> _提示された文章_
------------------------------------------------------------------------

私の所属している施設には以下の特定行為修了者がいます。術中麻酔管理領域や糖尿病の血糖コントロール関連のチームと違い、私の修了した特定行為6区分のチームは働き方について紆余曲折がありました。
その経緯を紹介します。私の修了した特定行為区分は需要の多い特定行為区分なので、今後も修了する方が多いと思います。研修修了後の働き方について悩まれている方も多く、参考になるかと思います。
- 術中麻酔管理領域
- 集中治療関連の特定行為6区分(パッケージ研修ではない)
- 糖尿病・代謝疾患等の血糖コントロールに係る薬剤投与関連(パッケージ研修ではない)
- 創傷管理関連(パッケージ研修ではない)
- 呼吸器(気道確保に係るもの)関連
- 呼吸器(人工呼吸療法に係るもの)関連
- 栄養に係るカテーテル管理(末梢留置型中心静脈注射用カテーテル管理)関連
- 動脈血液ガス分析関連
- 栄養及び水分管理に係る薬剤投与関連
- 循環動態に係る薬剤投与関連

現在の働き方

私は、研修修了時点で救急外来に所属していました。その後、2年ほど経過し現在は、HCUに所属しています。
部署が変われば、必要とされる特定行為も変わってきます。特定行為修了者でも同じ部署に10年20年は勤務出来ないと思います。
同じ区分を修了した他の修了者は、自分の部署で特定行為を行っています。看護師業務を兼任しながら特定行為を行っているスタッフもいれば、活動日を設けて特定行為を行っているスタッフもいます。
修了後の働き方の違いについて



どうして、同じ特定行為区分を修了したのに働き方に違いがあるの?
それに、皆同じ部署 例えば、集中治療室で勤務するのではないの?



その疑問は最もだと思います。
経緯について説明します。
研修修了後の流れ
同じ特定行為区分の修了者チームによる働き方についての話し合いで、試験運用という形で以下の方針を決めました。

------------------------------------------------------------------------

> _示された記録_
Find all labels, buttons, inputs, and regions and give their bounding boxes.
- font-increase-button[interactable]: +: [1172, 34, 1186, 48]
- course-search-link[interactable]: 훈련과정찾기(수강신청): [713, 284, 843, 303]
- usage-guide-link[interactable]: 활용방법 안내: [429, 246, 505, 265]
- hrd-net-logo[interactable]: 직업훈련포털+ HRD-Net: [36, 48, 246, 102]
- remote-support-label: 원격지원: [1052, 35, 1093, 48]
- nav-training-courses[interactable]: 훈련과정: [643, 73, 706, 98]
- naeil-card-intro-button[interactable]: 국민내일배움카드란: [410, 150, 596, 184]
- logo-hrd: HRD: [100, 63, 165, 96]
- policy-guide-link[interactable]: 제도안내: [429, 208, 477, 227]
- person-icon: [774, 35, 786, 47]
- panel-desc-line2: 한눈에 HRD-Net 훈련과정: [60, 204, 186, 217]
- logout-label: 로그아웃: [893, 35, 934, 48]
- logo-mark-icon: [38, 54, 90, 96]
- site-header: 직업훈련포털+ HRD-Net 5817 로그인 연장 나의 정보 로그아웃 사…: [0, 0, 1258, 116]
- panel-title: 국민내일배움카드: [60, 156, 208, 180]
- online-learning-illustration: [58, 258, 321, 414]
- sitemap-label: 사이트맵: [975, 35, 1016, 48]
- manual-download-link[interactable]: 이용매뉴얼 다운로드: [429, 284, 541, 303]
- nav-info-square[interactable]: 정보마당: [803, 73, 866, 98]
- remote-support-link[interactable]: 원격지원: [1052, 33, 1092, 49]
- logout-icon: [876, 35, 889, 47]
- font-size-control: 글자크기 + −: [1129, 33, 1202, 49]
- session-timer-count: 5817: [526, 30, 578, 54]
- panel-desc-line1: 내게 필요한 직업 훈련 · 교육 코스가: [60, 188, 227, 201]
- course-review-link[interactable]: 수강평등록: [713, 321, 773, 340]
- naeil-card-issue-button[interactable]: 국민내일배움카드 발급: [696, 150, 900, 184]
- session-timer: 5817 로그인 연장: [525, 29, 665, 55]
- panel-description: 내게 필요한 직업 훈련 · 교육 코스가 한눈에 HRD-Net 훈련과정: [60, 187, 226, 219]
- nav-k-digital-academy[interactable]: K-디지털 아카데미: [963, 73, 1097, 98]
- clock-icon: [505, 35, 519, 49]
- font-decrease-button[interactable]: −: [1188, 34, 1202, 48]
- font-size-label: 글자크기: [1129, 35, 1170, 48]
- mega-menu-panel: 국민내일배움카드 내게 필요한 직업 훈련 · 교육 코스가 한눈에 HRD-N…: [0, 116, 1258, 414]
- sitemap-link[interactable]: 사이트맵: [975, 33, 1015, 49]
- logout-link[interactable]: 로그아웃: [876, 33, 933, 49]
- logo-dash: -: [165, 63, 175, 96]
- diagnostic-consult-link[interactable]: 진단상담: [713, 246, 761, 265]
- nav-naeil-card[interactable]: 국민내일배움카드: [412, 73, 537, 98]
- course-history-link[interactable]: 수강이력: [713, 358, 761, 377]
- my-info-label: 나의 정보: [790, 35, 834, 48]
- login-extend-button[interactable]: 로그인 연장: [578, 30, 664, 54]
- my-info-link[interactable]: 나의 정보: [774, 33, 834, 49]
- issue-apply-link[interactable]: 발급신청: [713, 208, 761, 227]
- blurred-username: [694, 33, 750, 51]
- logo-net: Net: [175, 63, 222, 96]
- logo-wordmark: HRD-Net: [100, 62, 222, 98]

------------------------------------------------------------------------

> _取り組む問題_
1. 特定行為修了者の働き方についての文章から、「- 創傷管理関連(パッケージ研修ではない)」という言葉を含むところで始まり「は、HCUに所属しています。」で終わる部分を、一字も変えずに書き写して返してください。
2. 特定行為修了者の働き方についての文章の、最後の文のあとに続く部分を書き足してください。
記録は文章の内容とは関係がありません。

> _練習の結果_
1.
- 創傷管理関連(パッケージ研修ではない)
- 呼吸器(気道確保に係るもの)関連
- 呼吸器(人工呼吸療法に係るもの)関連
- 栄養に係るカテーテル管理(末梢留置型中心静脈注射用カテーテル管理)関連
- 動脈血液ガス分析関連
- 栄養及び水分管理に係る薬剤投与関連
- 循環動態に係る薬剤投与関連

現在の働き方

私は、研修修了時点で救急外来に所属していました。その後、2年ほど経過し現在は、HCUに所属しています。

2.
- 試験運用の期間は3か月
- 特定行為の対象は院内全体の患者
- 曜日ごとに担当者を決める(月曜日~金曜日)
- 担当の曜日は担当者がピッチ(直通電話)を持つ
- 担当者は、医師や看護師から連絡があった時にすぐに行動出来るように、患者の受け持ちをしないで所属部署のフリー業務をする



試験運用を行う前は、主に人工呼吸器の設定変更や動脈穿刺かAラインの確保の需要が多いと予想していました。
3か月間の試験運用の結果は?



特定行為の活動は当初の予想とは違い、1週間に1度か2度程度とほとんど活動出来ませんでした。
また、運用していく中での問題点についても話し合いをした結果、とりあえず院内を横断的に活動するのは中止にしようということになりました。
3か月運用して見えた問題点
- 依頼の連絡がこない
- 研修修了者のスキルにばらつきがある
- 治療経過を知らない患者への呼吸器の設定変更は怖いと感じる
- 特定行為のスタッフに連絡するメリットが曖昧
仕事の依頼が来ない
試験運用開始前に、事前に師長たちが集まる会議と診療科の部長が集まる会議でプレゼンを行いました。
しかし、3か月トライした結果は、1週間に1度か2度仕事の依頼がある程度でした。それも、特定行為に関わらない内容の連絡も半分程度ありました。
新しい取り組みなので、関係各所に周知してもらうことが難しいことは分かっていましたが、3か月ほとんど成果はありませんでした。病棟の看護師からは、どういう時に特定行為のスタッフに連絡をすれば良いのかわかないという意見もありました。
医師からの意見は、「自分でやった方が早い」 「そもそも知らなかった」という意見を頂いています。



普段、関わらない診療科の医師や他部署のスタッフは、信頼関係という点からも「任せて大丈夫なの?」という不安が言葉には出なかったけど感じました。
周知方法も課題ですが、信頼関係の構築も大切です。
修了者のスキルにばらつきがある
特定行為の修了者は、集中治療室や一般病棟、手術室に所属しているスタッフもいます。特定行為の研修で初めて人工呼吸器に関わったというスタッフもいます。
そのため、集中治療や人工呼吸器に対する理解について修了者間でばらつきがあるという意見がありました。仕事の依頼が来た時に、全員が同じように対応できる必要があります。
治療経過を知らない患者への呼吸器の設定変更は怖いと感じる
呼吸器関連の「人工呼吸器の設定変更」は、特定行為の中でも需要が多い部類になります。特定行為の中でも患者に与える影響が大きい部類に入ります。治療歴を正しく理解しないと、患者へ悪影響を与えかねません。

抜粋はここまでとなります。